• Exercise directions: Pictures in the data below are not part of the copy; transcribe everything else exactly.
-- BEGIN Exercise input --
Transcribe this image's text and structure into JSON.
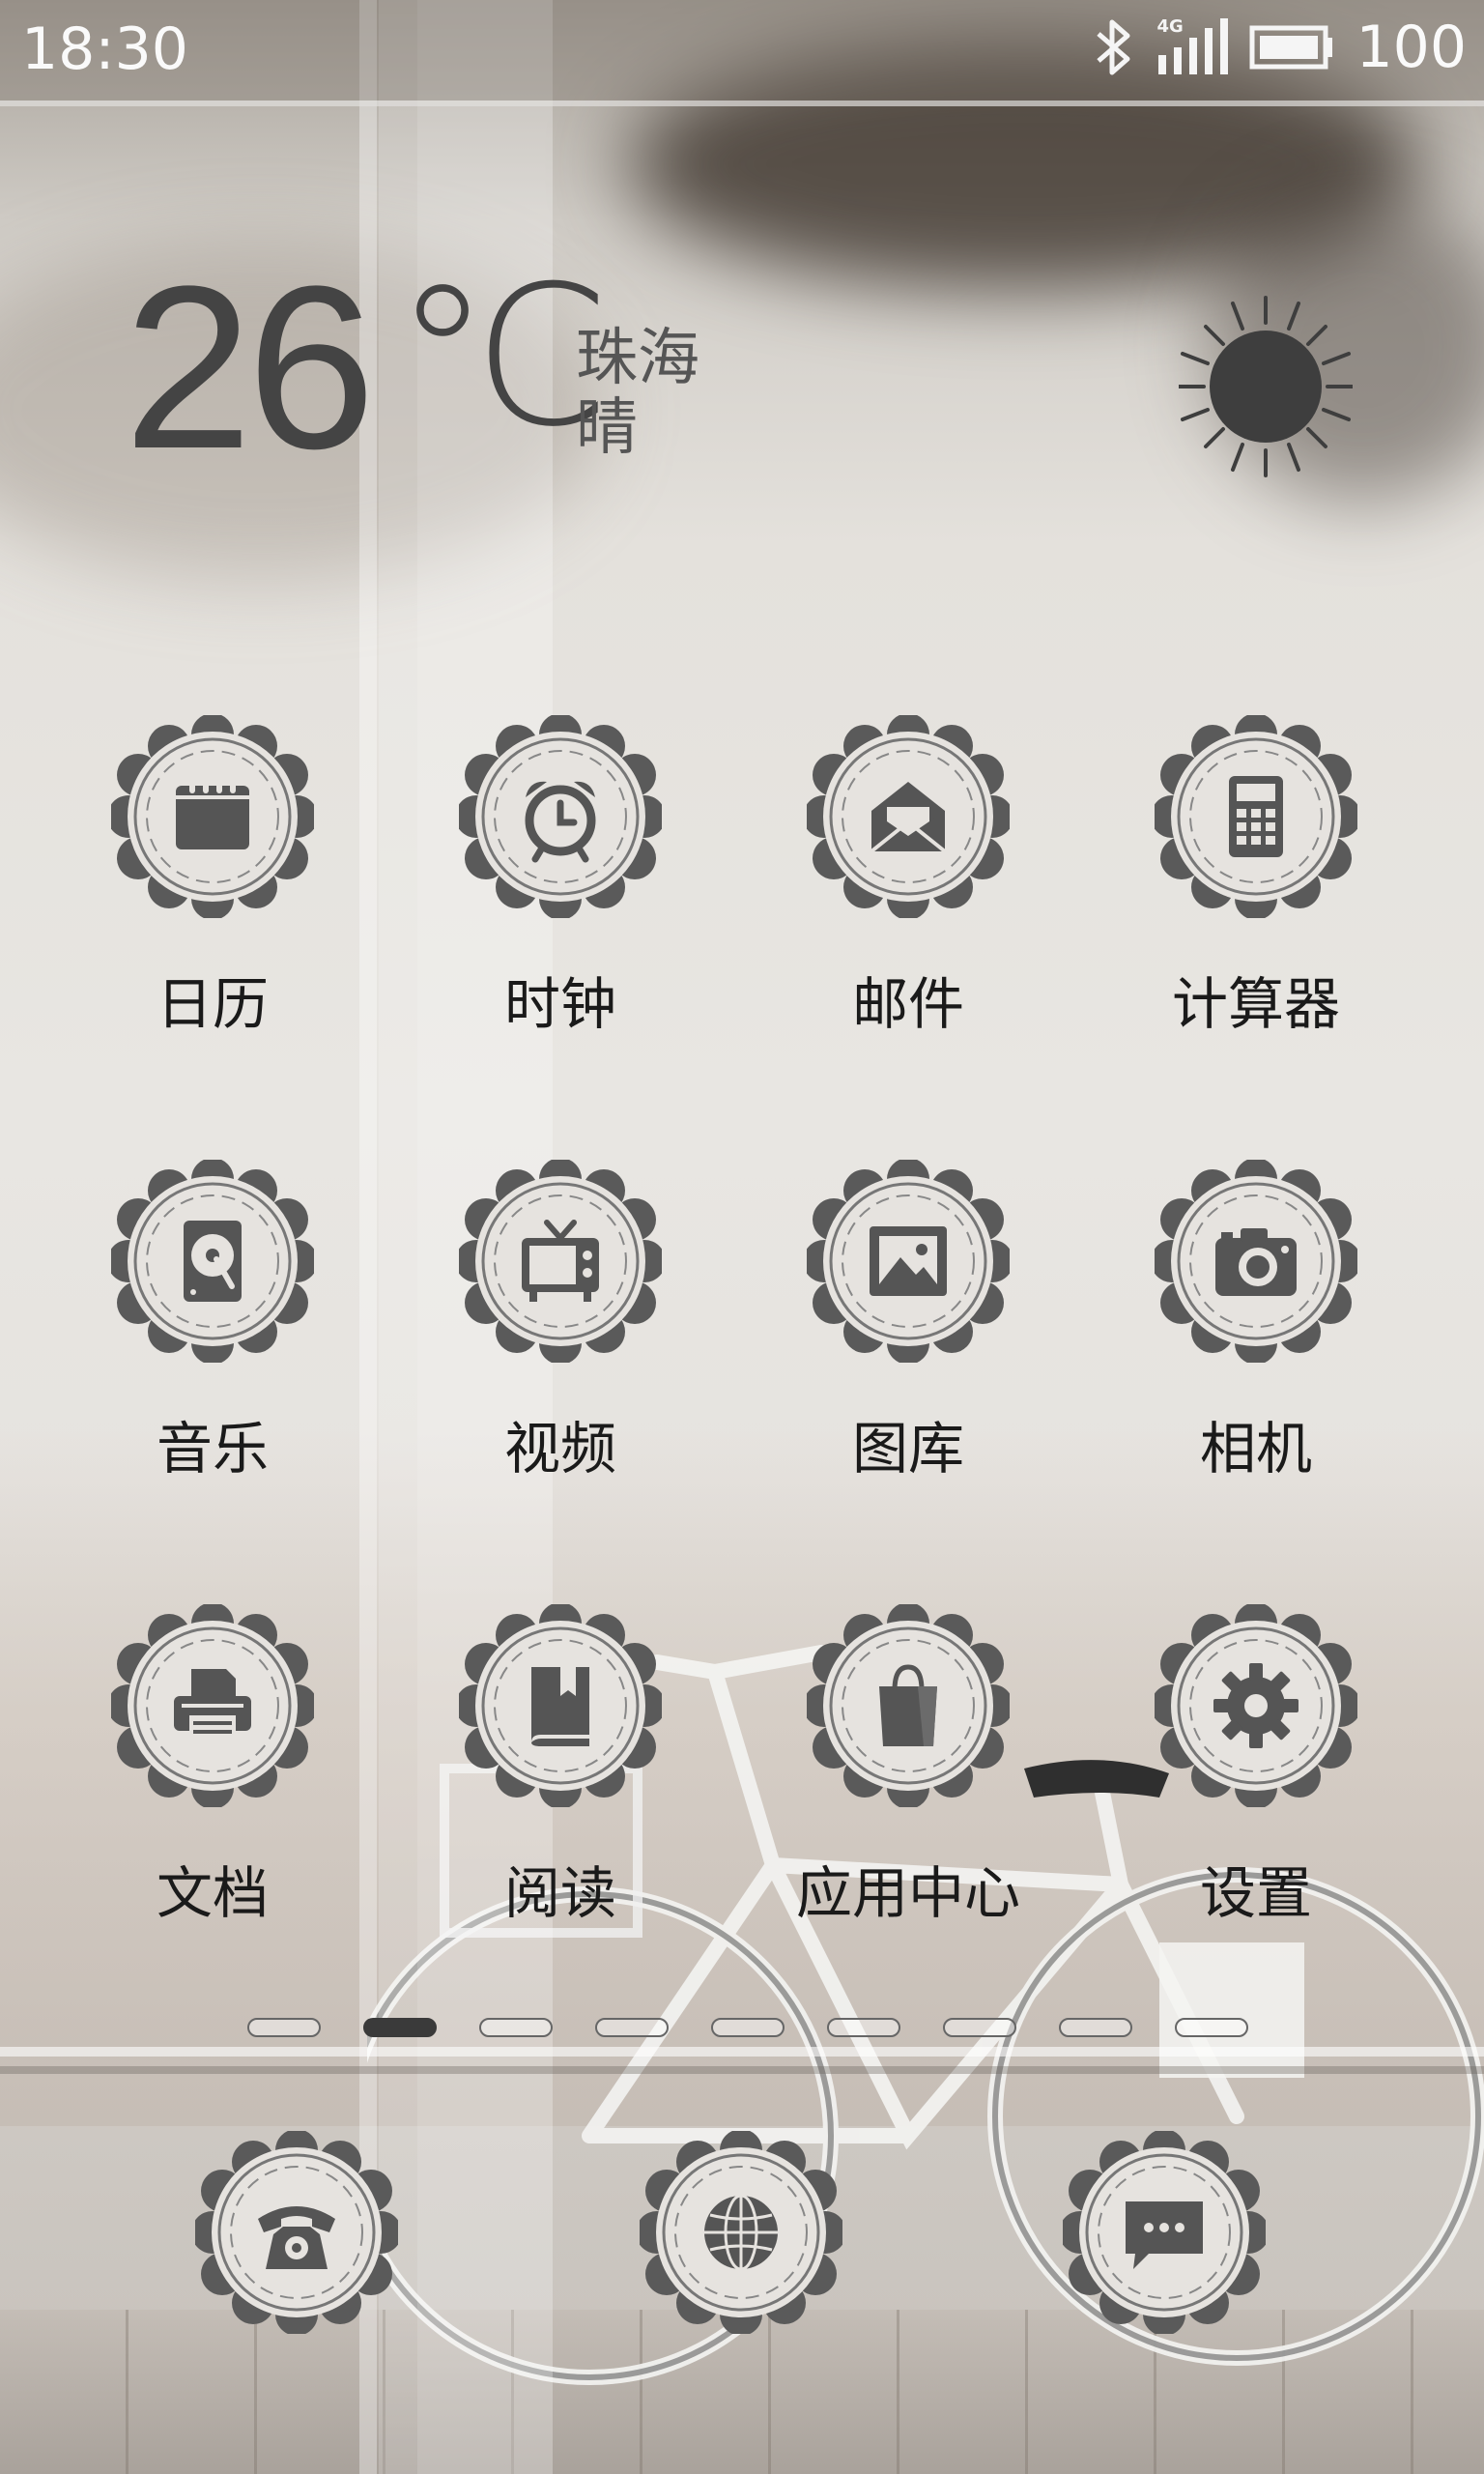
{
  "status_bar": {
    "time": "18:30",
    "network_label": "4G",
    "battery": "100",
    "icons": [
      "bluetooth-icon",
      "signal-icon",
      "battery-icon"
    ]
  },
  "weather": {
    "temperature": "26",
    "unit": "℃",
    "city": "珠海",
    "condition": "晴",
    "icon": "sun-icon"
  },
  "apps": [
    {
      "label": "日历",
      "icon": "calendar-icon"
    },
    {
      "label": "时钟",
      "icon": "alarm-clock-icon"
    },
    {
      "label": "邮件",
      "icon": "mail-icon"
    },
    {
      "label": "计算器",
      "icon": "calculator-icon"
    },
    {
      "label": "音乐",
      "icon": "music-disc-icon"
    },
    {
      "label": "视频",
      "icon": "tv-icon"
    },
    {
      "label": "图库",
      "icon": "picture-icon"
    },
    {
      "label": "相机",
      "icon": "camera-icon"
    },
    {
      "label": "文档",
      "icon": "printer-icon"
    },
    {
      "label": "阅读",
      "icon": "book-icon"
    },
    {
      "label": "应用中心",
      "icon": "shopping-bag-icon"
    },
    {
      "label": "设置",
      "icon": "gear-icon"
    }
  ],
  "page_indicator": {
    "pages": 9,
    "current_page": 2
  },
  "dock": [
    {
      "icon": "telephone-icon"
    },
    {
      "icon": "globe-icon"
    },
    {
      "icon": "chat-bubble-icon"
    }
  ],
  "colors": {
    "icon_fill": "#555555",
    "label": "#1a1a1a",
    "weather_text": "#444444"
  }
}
-- END Exercise input --
• The completed task:
Transcribe this image's text and structure into JSON.
{
  "status_bar": {
    "time": "18:30",
    "network_label": "4G",
    "battery": "100",
    "icons": [
      "bluetooth-icon",
      "signal-icon",
      "battery-icon"
    ]
  },
  "weather": {
    "temperature": "26",
    "unit": "℃",
    "city": "珠海",
    "condition": "晴",
    "icon": "sun-icon"
  },
  "apps": [
    {
      "label": "日历",
      "icon": "calendar-icon"
    },
    {
      "label": "时钟",
      "icon": "alarm-clock-icon"
    },
    {
      "label": "邮件",
      "icon": "mail-icon"
    },
    {
      "label": "计算器",
      "icon": "calculator-icon"
    },
    {
      "label": "音乐",
      "icon": "music-disc-icon"
    },
    {
      "label": "视频",
      "icon": "tv-icon"
    },
    {
      "label": "图库",
      "icon": "picture-icon"
    },
    {
      "label": "相机",
      "icon": "camera-icon"
    },
    {
      "label": "文档",
      "icon": "printer-icon"
    },
    {
      "label": "阅读",
      "icon": "book-icon"
    },
    {
      "label": "应用中心",
      "icon": "shopping-bag-icon"
    },
    {
      "label": "设置",
      "icon": "gear-icon"
    }
  ],
  "page_indicator": {
    "pages": 9,
    "current_page": 2
  },
  "dock": [
    {
      "icon": "telephone-icon"
    },
    {
      "icon": "globe-icon"
    },
    {
      "icon": "chat-bubble-icon"
    }
  ],
  "colors": {
    "icon_fill": "#555555",
    "label": "#1a1a1a",
    "weather_text": "#444444"
  }
}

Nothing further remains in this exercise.